# GIVEN TASK
Return all the entries exactly, keeping pictures out.

# DATA SECTION
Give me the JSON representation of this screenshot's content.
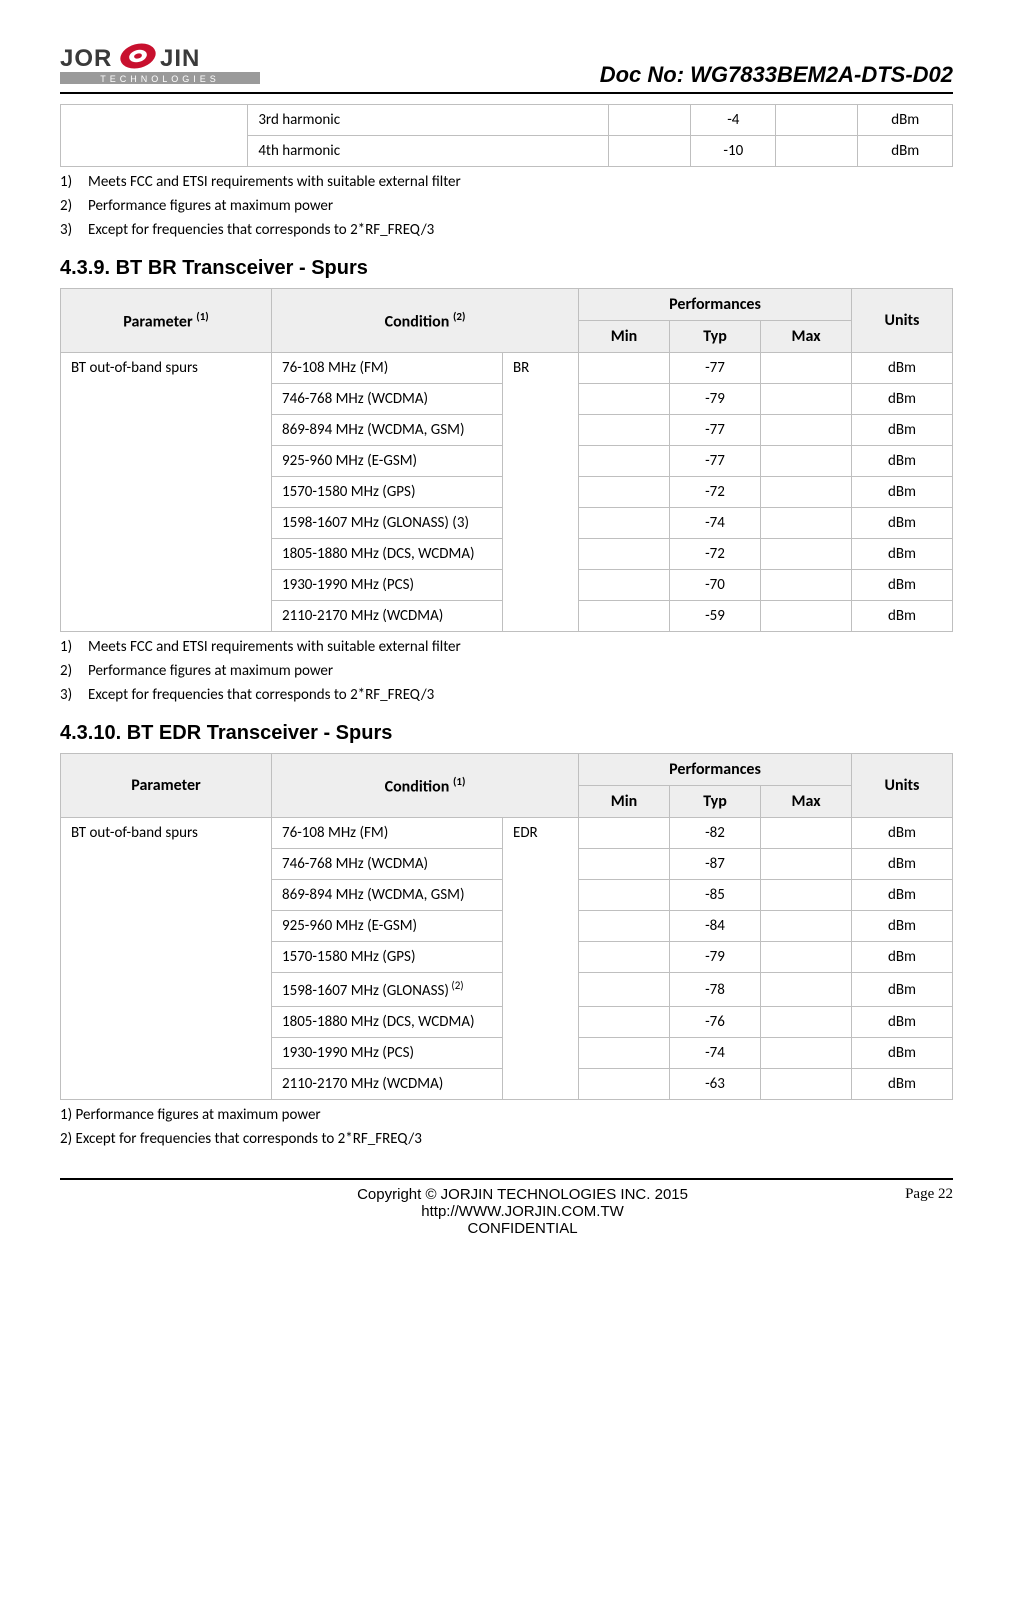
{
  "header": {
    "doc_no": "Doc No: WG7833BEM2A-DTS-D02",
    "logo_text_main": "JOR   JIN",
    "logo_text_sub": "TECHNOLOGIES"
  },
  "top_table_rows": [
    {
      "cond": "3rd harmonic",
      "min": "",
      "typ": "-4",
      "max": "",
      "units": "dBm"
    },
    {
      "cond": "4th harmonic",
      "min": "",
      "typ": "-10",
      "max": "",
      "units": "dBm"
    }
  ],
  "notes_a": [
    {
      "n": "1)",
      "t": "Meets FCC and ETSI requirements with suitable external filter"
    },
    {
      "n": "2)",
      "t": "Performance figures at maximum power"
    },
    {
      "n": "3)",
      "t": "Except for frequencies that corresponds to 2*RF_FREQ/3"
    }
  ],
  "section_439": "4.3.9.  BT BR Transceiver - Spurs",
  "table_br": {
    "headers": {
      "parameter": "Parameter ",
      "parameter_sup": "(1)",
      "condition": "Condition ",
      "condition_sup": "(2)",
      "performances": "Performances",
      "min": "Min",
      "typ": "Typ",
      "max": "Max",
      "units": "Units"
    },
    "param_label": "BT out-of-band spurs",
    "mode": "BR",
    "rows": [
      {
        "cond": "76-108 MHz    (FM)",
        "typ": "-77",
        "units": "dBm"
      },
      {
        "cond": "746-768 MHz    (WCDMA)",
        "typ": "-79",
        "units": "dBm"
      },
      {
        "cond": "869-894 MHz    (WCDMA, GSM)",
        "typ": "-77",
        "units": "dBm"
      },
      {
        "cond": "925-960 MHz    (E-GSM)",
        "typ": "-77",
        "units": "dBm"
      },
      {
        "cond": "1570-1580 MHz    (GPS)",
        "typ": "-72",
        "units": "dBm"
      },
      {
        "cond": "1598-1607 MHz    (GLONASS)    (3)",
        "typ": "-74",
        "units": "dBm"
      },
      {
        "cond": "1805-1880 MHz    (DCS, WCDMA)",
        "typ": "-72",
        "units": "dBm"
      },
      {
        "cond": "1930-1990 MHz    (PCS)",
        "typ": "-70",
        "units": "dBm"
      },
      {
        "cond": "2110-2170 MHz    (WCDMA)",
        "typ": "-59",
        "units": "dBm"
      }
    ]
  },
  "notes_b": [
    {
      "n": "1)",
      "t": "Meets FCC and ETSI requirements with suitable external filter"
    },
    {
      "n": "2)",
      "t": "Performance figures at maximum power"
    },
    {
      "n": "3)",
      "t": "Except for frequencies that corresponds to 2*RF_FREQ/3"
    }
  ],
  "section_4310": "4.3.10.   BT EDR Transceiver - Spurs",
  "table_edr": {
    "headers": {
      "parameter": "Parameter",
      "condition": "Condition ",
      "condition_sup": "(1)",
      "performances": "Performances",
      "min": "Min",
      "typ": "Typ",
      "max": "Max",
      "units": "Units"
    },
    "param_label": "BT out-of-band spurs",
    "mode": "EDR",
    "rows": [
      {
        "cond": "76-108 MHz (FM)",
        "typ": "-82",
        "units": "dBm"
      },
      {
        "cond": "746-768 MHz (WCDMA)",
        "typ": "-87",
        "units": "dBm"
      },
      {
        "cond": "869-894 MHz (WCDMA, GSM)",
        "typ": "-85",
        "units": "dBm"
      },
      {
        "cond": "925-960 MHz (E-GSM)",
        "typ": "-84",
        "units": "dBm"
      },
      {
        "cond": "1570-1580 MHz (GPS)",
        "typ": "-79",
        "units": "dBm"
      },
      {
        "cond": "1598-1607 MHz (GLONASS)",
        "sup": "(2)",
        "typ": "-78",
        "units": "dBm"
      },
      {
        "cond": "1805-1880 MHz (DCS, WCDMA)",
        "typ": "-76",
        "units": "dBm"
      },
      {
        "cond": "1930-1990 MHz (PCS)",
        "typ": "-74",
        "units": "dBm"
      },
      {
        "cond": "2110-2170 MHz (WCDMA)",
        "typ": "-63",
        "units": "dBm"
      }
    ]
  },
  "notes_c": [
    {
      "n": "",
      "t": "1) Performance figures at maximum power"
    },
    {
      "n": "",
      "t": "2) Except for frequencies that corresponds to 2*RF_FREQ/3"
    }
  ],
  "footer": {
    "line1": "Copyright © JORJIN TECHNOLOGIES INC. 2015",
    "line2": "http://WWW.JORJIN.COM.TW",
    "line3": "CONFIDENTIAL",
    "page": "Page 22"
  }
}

# COMPLETED EXERCISE
Give me the JSON representation of this screenshot's content.
{
  "header": {
    "doc_no": "Doc No: WG7833BEM2A-DTS-D02",
    "logo_text_main": "JOR   JIN",
    "logo_text_sub": "TECHNOLOGIES"
  },
  "top_table_rows": [
    {
      "cond": "3rd harmonic",
      "min": "",
      "typ": "-4",
      "max": "",
      "units": "dBm"
    },
    {
      "cond": "4th harmonic",
      "min": "",
      "typ": "-10",
      "max": "",
      "units": "dBm"
    }
  ],
  "notes_a": [
    {
      "n": "1)",
      "t": "Meets FCC and ETSI requirements with suitable external filter"
    },
    {
      "n": "2)",
      "t": "Performance figures at maximum power"
    },
    {
      "n": "3)",
      "t": "Except for frequencies that corresponds to 2*RF_FREQ/3"
    }
  ],
  "section_439": "4.3.9.  BT BR Transceiver - Spurs",
  "table_br": {
    "headers": {
      "parameter": "Parameter ",
      "parameter_sup": "(1)",
      "condition": "Condition ",
      "condition_sup": "(2)",
      "performances": "Performances",
      "min": "Min",
      "typ": "Typ",
      "max": "Max",
      "units": "Units"
    },
    "param_label": "BT out-of-band spurs",
    "mode": "BR",
    "rows": [
      {
        "cond": "76-108 MHz    (FM)",
        "typ": "-77",
        "units": "dBm"
      },
      {
        "cond": "746-768 MHz    (WCDMA)",
        "typ": "-79",
        "units": "dBm"
      },
      {
        "cond": "869-894 MHz    (WCDMA, GSM)",
        "typ": "-77",
        "units": "dBm"
      },
      {
        "cond": "925-960 MHz    (E-GSM)",
        "typ": "-77",
        "units": "dBm"
      },
      {
        "cond": "1570-1580 MHz    (GPS)",
        "typ": "-72",
        "units": "dBm"
      },
      {
        "cond": "1598-1607 MHz    (GLONASS)    (3)",
        "typ": "-74",
        "units": "dBm"
      },
      {
        "cond": "1805-1880 MHz    (DCS, WCDMA)",
        "typ": "-72",
        "units": "dBm"
      },
      {
        "cond": "1930-1990 MHz    (PCS)",
        "typ": "-70",
        "units": "dBm"
      },
      {
        "cond": "2110-2170 MHz    (WCDMA)",
        "typ": "-59",
        "units": "dBm"
      }
    ]
  },
  "notes_b": [
    {
      "n": "1)",
      "t": "Meets FCC and ETSI requirements with suitable external filter"
    },
    {
      "n": "2)",
      "t": "Performance figures at maximum power"
    },
    {
      "n": "3)",
      "t": "Except for frequencies that corresponds to 2*RF_FREQ/3"
    }
  ],
  "section_4310": "4.3.10.   BT EDR Transceiver - Spurs",
  "table_edr": {
    "headers": {
      "parameter": "Parameter",
      "condition": "Condition ",
      "condition_sup": "(1)",
      "performances": "Performances",
      "min": "Min",
      "typ": "Typ",
      "max": "Max",
      "units": "Units"
    },
    "param_label": "BT out-of-band spurs",
    "mode": "EDR",
    "rows": [
      {
        "cond": "76-108 MHz (FM)",
        "typ": "-82",
        "units": "dBm"
      },
      {
        "cond": "746-768 MHz (WCDMA)",
        "typ": "-87",
        "units": "dBm"
      },
      {
        "cond": "869-894 MHz (WCDMA, GSM)",
        "typ": "-85",
        "units": "dBm"
      },
      {
        "cond": "925-960 MHz (E-GSM)",
        "typ": "-84",
        "units": "dBm"
      },
      {
        "cond": "1570-1580 MHz (GPS)",
        "typ": "-79",
        "units": "dBm"
      },
      {
        "cond": "1598-1607 MHz (GLONASS)",
        "sup": "(2)",
        "typ": "-78",
        "units": "dBm"
      },
      {
        "cond": "1805-1880 MHz (DCS, WCDMA)",
        "typ": "-76",
        "units": "dBm"
      },
      {
        "cond": "1930-1990 MHz (PCS)",
        "typ": "-74",
        "units": "dBm"
      },
      {
        "cond": "2110-2170 MHz (WCDMA)",
        "typ": "-63",
        "units": "dBm"
      }
    ]
  },
  "notes_c": [
    {
      "n": "",
      "t": "1) Performance figures at maximum power"
    },
    {
      "n": "",
      "t": "2) Except for frequencies that corresponds to 2*RF_FREQ/3"
    }
  ],
  "footer": {
    "line1": "Copyright © JORJIN TECHNOLOGIES INC. 2015",
    "line2": "http://WWW.JORJIN.COM.TW",
    "line3": "CONFIDENTIAL",
    "page": "Page 22"
  }
}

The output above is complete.